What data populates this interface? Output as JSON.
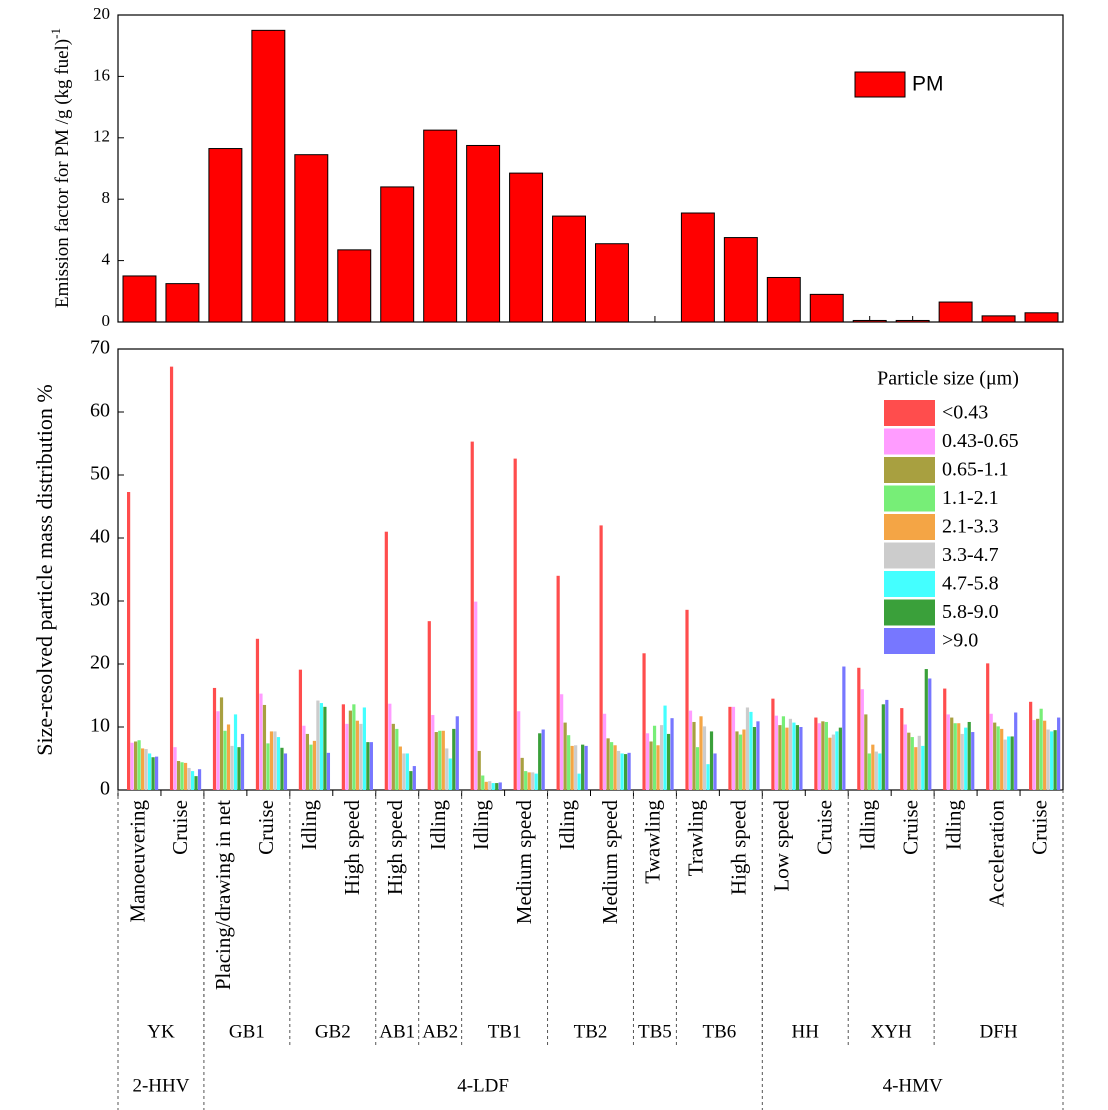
{
  "chart_data": [
    {
      "type": "bar",
      "y_label": "Emission factor for PM /g (kg fuel)",
      "y_label_sup": "-1",
      "series": [
        {
          "name": "PM",
          "color": "#ff0000",
          "values": [
            3.0,
            2.5,
            11.3,
            19.0,
            10.9,
            4.7,
            8.8,
            12.5,
            11.5,
            9.7,
            6.9,
            5.1,
            null,
            7.1,
            5.5,
            2.9,
            1.8,
            0.1,
            0.1,
            1.3,
            0.4,
            0.6
          ]
        }
      ],
      "ylim": [
        0,
        20
      ],
      "yticks": [
        0,
        4,
        8,
        12,
        16,
        20
      ],
      "legend": "upper right"
    },
    {
      "type": "grouped_bar",
      "y_label": "Size-resolved particle mass distribution %",
      "legend_title": "Particle size (μm)",
      "legend": "upper right",
      "categories": [
        "Manoeuvering",
        "Cruise",
        "Placing/drawing in net",
        "Cruise",
        "Idling",
        "High speed",
        "High speed",
        "Idling",
        "Idling",
        "Medium speed",
        "Idling",
        "Medium speed",
        "Twawling",
        "Trawling",
        "High speed",
        "Low speed",
        "Cruise",
        "Idling",
        "Cruise",
        "Idling",
        "Acceleration",
        "Cruise"
      ],
      "groups": [
        {
          "label": "YK",
          "size": 2
        },
        {
          "label": "GB1",
          "size": 2
        },
        {
          "label": "GB2",
          "size": 2
        },
        {
          "label": "AB1",
          "size": 1
        },
        {
          "label": "AB2",
          "size": 1
        },
        {
          "label": "TB1",
          "size": 2
        },
        {
          "label": "TB2",
          "size": 2
        },
        {
          "label": "TB5",
          "size": 1
        },
        {
          "label": "TB6",
          "size": 2
        },
        {
          "label": "HH",
          "size": 2
        },
        {
          "label": "XYH",
          "size": 2
        },
        {
          "label": "DFH",
          "size": 3
        }
      ],
      "types": [
        {
          "label": "2-HHV",
          "size": 2
        },
        {
          "label": "4-LDF",
          "size": 13
        },
        {
          "label": "4-HMV",
          "size": 7
        }
      ],
      "ylim": [
        0,
        70
      ],
      "yticks": [
        0,
        10,
        20,
        30,
        40,
        50,
        60,
        70
      ],
      "series": [
        {
          "name": "<0.43",
          "color": "#ff4d4d",
          "values": [
            47.3,
            67.2,
            16.2,
            24.0,
            19.1,
            13.6,
            41.0,
            26.8,
            55.3,
            52.6,
            34.0,
            42.0,
            21.7,
            28.6,
            13.2,
            14.5,
            11.5,
            19.4,
            13.0,
            16.1,
            20.1,
            14.0
          ]
        },
        {
          "name": "0.43-0.65",
          "color": "#ff9cff",
          "values": [
            7.5,
            6.8,
            12.5,
            15.3,
            10.2,
            10.5,
            13.7,
            11.9,
            29.9,
            12.5,
            15.2,
            12.1,
            9.0,
            12.6,
            13.2,
            11.8,
            10.6,
            16.0,
            10.4,
            12.0,
            12.1,
            11.1
          ]
        },
        {
          "name": "0.65-1.1",
          "color": "#a8a040",
          "values": [
            7.7,
            4.6,
            14.7,
            13.5,
            8.9,
            12.6,
            10.5,
            9.2,
            6.2,
            5.1,
            10.7,
            8.2,
            7.7,
            10.8,
            9.3,
            10.3,
            10.9,
            12.0,
            9.1,
            11.5,
            10.7,
            11.3
          ]
        },
        {
          "name": "1.1-2.1",
          "color": "#77ee77",
          "values": [
            7.9,
            4.4,
            9.4,
            7.4,
            7.2,
            13.6,
            9.7,
            9.4,
            2.3,
            3.0,
            8.7,
            7.6,
            10.2,
            6.8,
            8.8,
            11.7,
            10.8,
            5.8,
            8.4,
            10.6,
            10.1,
            12.9
          ]
        },
        {
          "name": "2.1-3.3",
          "color": "#f4a545",
          "values": [
            6.6,
            4.3,
            10.4,
            9.3,
            7.8,
            11.0,
            6.9,
            9.4,
            1.3,
            2.8,
            7.0,
            7.1,
            7.1,
            11.7,
            9.6,
            9.9,
            8.3,
            7.2,
            6.8,
            10.6,
            9.7,
            11.0
          ]
        },
        {
          "name": "3.3-4.7",
          "color": "#cccccc",
          "values": [
            6.5,
            3.5,
            7.0,
            9.3,
            14.2,
            10.5,
            5.8,
            6.6,
            1.4,
            2.8,
            7.1,
            6.2,
            10.3,
            10.1,
            13.1,
            11.3,
            8.8,
            6.1,
            8.6,
            8.9,
            8.0,
            9.6
          ]
        },
        {
          "name": "4.7-5.8",
          "color": "#44ffff",
          "values": [
            5.8,
            3.0,
            12.0,
            8.4,
            13.8,
            13.1,
            5.8,
            5.0,
            1.1,
            2.6,
            2.6,
            5.8,
            13.4,
            4.1,
            12.4,
            10.7,
            9.3,
            5.8,
            7.0,
            9.9,
            8.5,
            9.3
          ]
        },
        {
          "name": "5.8-9.0",
          "color": "#3aa03a",
          "values": [
            5.2,
            2.2,
            6.8,
            6.7,
            13.2,
            7.6,
            3.0,
            9.7,
            1.1,
            9.0,
            7.2,
            5.7,
            8.9,
            9.3,
            10.0,
            10.3,
            9.9,
            13.6,
            19.2,
            10.8,
            8.5,
            9.5
          ]
        },
        {
          "name": ">9.0",
          "color": "#7777ff",
          "values": [
            5.3,
            3.3,
            8.9,
            5.8,
            5.9,
            7.6,
            3.8,
            11.7,
            1.2,
            9.6,
            7.0,
            5.9,
            11.4,
            5.8,
            10.9,
            10.0,
            19.6,
            14.3,
            17.7,
            9.2,
            12.3,
            11.5
          ]
        }
      ]
    }
  ]
}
+++
● **Exercise requirements**: The records shown above are to be repeated exactly, with the pictures left out.

● **Correct result**:
What data populates this interface? Output as JSON.
{
  "chart_data": [
    {
      "type": "bar",
      "y_label": "Emission factor for PM /g (kg fuel)",
      "y_label_sup": "-1",
      "series": [
        {
          "name": "PM",
          "color": "#ff0000",
          "values": [
            3.0,
            2.5,
            11.3,
            19.0,
            10.9,
            4.7,
            8.8,
            12.5,
            11.5,
            9.7,
            6.9,
            5.1,
            null,
            7.1,
            5.5,
            2.9,
            1.8,
            0.1,
            0.1,
            1.3,
            0.4,
            0.6
          ]
        }
      ],
      "ylim": [
        0,
        20
      ],
      "yticks": [
        0,
        4,
        8,
        12,
        16,
        20
      ],
      "legend": "upper right"
    },
    {
      "type": "grouped_bar",
      "y_label": "Size-resolved particle mass distribution %",
      "legend_title": "Particle size (μm)",
      "legend": "upper right",
      "categories": [
        "Manoeuvering",
        "Cruise",
        "Placing/drawing in net",
        "Cruise",
        "Idling",
        "High speed",
        "High speed",
        "Idling",
        "Idling",
        "Medium speed",
        "Idling",
        "Medium speed",
        "Twawling",
        "Trawling",
        "High speed",
        "Low speed",
        "Cruise",
        "Idling",
        "Cruise",
        "Idling",
        "Acceleration",
        "Cruise"
      ],
      "groups": [
        {
          "label": "YK",
          "size": 2
        },
        {
          "label": "GB1",
          "size": 2
        },
        {
          "label": "GB2",
          "size": 2
        },
        {
          "label": "AB1",
          "size": 1
        },
        {
          "label": "AB2",
          "size": 1
        },
        {
          "label": "TB1",
          "size": 2
        },
        {
          "label": "TB2",
          "size": 2
        },
        {
          "label": "TB5",
          "size": 1
        },
        {
          "label": "TB6",
          "size": 2
        },
        {
          "label": "HH",
          "size": 2
        },
        {
          "label": "XYH",
          "size": 2
        },
        {
          "label": "DFH",
          "size": 3
        }
      ],
      "types": [
        {
          "label": "2-HHV",
          "size": 2
        },
        {
          "label": "4-LDF",
          "size": 13
        },
        {
          "label": "4-HMV",
          "size": 7
        }
      ],
      "ylim": [
        0,
        70
      ],
      "yticks": [
        0,
        10,
        20,
        30,
        40,
        50,
        60,
        70
      ],
      "series": [
        {
          "name": "<0.43",
          "color": "#ff4d4d",
          "values": [
            47.3,
            67.2,
            16.2,
            24.0,
            19.1,
            13.6,
            41.0,
            26.8,
            55.3,
            52.6,
            34.0,
            42.0,
            21.7,
            28.6,
            13.2,
            14.5,
            11.5,
            19.4,
            13.0,
            16.1,
            20.1,
            14.0
          ]
        },
        {
          "name": "0.43-0.65",
          "color": "#ff9cff",
          "values": [
            7.5,
            6.8,
            12.5,
            15.3,
            10.2,
            10.5,
            13.7,
            11.9,
            29.9,
            12.5,
            15.2,
            12.1,
            9.0,
            12.6,
            13.2,
            11.8,
            10.6,
            16.0,
            10.4,
            12.0,
            12.1,
            11.1
          ]
        },
        {
          "name": "0.65-1.1",
          "color": "#a8a040",
          "values": [
            7.7,
            4.6,
            14.7,
            13.5,
            8.9,
            12.6,
            10.5,
            9.2,
            6.2,
            5.1,
            10.7,
            8.2,
            7.7,
            10.8,
            9.3,
            10.3,
            10.9,
            12.0,
            9.1,
            11.5,
            10.7,
            11.3
          ]
        },
        {
          "name": "1.1-2.1",
          "color": "#77ee77",
          "values": [
            7.9,
            4.4,
            9.4,
            7.4,
            7.2,
            13.6,
            9.7,
            9.4,
            2.3,
            3.0,
            8.7,
            7.6,
            10.2,
            6.8,
            8.8,
            11.7,
            10.8,
            5.8,
            8.4,
            10.6,
            10.1,
            12.9
          ]
        },
        {
          "name": "2.1-3.3",
          "color": "#f4a545",
          "values": [
            6.6,
            4.3,
            10.4,
            9.3,
            7.8,
            11.0,
            6.9,
            9.4,
            1.3,
            2.8,
            7.0,
            7.1,
            7.1,
            11.7,
            9.6,
            9.9,
            8.3,
            7.2,
            6.8,
            10.6,
            9.7,
            11.0
          ]
        },
        {
          "name": "3.3-4.7",
          "color": "#cccccc",
          "values": [
            6.5,
            3.5,
            7.0,
            9.3,
            14.2,
            10.5,
            5.8,
            6.6,
            1.4,
            2.8,
            7.1,
            6.2,
            10.3,
            10.1,
            13.1,
            11.3,
            8.8,
            6.1,
            8.6,
            8.9,
            8.0,
            9.6
          ]
        },
        {
          "name": "4.7-5.8",
          "color": "#44ffff",
          "values": [
            5.8,
            3.0,
            12.0,
            8.4,
            13.8,
            13.1,
            5.8,
            5.0,
            1.1,
            2.6,
            2.6,
            5.8,
            13.4,
            4.1,
            12.4,
            10.7,
            9.3,
            5.8,
            7.0,
            9.9,
            8.5,
            9.3
          ]
        },
        {
          "name": "5.8-9.0",
          "color": "#3aa03a",
          "values": [
            5.2,
            2.2,
            6.8,
            6.7,
            13.2,
            7.6,
            3.0,
            9.7,
            1.1,
            9.0,
            7.2,
            5.7,
            8.9,
            9.3,
            10.0,
            10.3,
            9.9,
            13.6,
            19.2,
            10.8,
            8.5,
            9.5
          ]
        },
        {
          "name": ">9.0",
          "color": "#7777ff",
          "values": [
            5.3,
            3.3,
            8.9,
            5.8,
            5.9,
            7.6,
            3.8,
            11.7,
            1.2,
            9.6,
            7.0,
            5.9,
            11.4,
            5.8,
            10.9,
            10.0,
            19.6,
            14.3,
            17.7,
            9.2,
            12.3,
            11.5
          ]
        }
      ]
    }
  ]
}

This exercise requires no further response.